### [PROBLEM]
Gather every line that includes the word "ships", please.

### [GIVEN DATA]
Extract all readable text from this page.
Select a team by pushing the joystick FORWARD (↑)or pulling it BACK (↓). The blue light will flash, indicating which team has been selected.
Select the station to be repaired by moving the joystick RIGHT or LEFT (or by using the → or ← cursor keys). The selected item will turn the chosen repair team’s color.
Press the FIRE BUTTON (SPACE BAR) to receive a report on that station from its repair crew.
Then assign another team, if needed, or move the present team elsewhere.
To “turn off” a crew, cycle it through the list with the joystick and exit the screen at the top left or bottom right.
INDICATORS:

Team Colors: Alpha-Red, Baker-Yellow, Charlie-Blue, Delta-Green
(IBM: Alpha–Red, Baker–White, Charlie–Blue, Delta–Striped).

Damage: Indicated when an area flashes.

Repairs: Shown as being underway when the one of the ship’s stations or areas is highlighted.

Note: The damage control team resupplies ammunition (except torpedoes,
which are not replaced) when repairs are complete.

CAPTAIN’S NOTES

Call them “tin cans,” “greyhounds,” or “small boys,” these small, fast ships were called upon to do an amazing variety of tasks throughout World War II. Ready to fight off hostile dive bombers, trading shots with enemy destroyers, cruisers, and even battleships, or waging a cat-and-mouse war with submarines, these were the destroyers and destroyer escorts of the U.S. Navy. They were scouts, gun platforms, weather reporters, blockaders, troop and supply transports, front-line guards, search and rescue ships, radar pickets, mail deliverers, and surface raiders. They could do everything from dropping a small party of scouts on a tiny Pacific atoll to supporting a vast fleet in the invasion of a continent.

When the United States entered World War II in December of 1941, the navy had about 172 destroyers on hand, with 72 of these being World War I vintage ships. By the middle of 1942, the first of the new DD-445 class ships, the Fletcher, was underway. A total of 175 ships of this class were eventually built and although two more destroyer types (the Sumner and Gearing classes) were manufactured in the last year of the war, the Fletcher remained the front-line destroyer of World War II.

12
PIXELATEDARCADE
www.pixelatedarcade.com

### [EXPECTED OUTPUT]
Call them “tin cans,” “greyhounds,” or “small boys,” these small, fast ships were called upon to do an amazing variety of tasks throughout World War II. Ready to fight off hostile dive bombers, trading shots with enemy destroyers, cruisers, and even battleships, or waging a cat-and-mouse war with submarines, these were the destroyers and destroyer escorts of the U.S. Navy. They were scouts, gun platforms, weather reporters, blockaders, troop and supply transports, front-line guards, search and rescue ships, radar pickets, mail deliverers, and surface raiders. They could do everything from dropping a small party of scouts on a tiny Pacific atoll to supporting a vast fleet in the invasion of a continent.
When the United States entered World War II in December of 1941, the navy had about 172 destroyers on hand, with 72 of these being World War I vintage ships. By the middle of 1942, the first of the new DD-445 class ships, the Fletcher, was underway. A total of 175 ships of this class were eventually built and although two more destroyer types (the Sumner and Gearing classes) were manufactured in the last year of the war, the Fletcher remained the front-line destroyer of World War II.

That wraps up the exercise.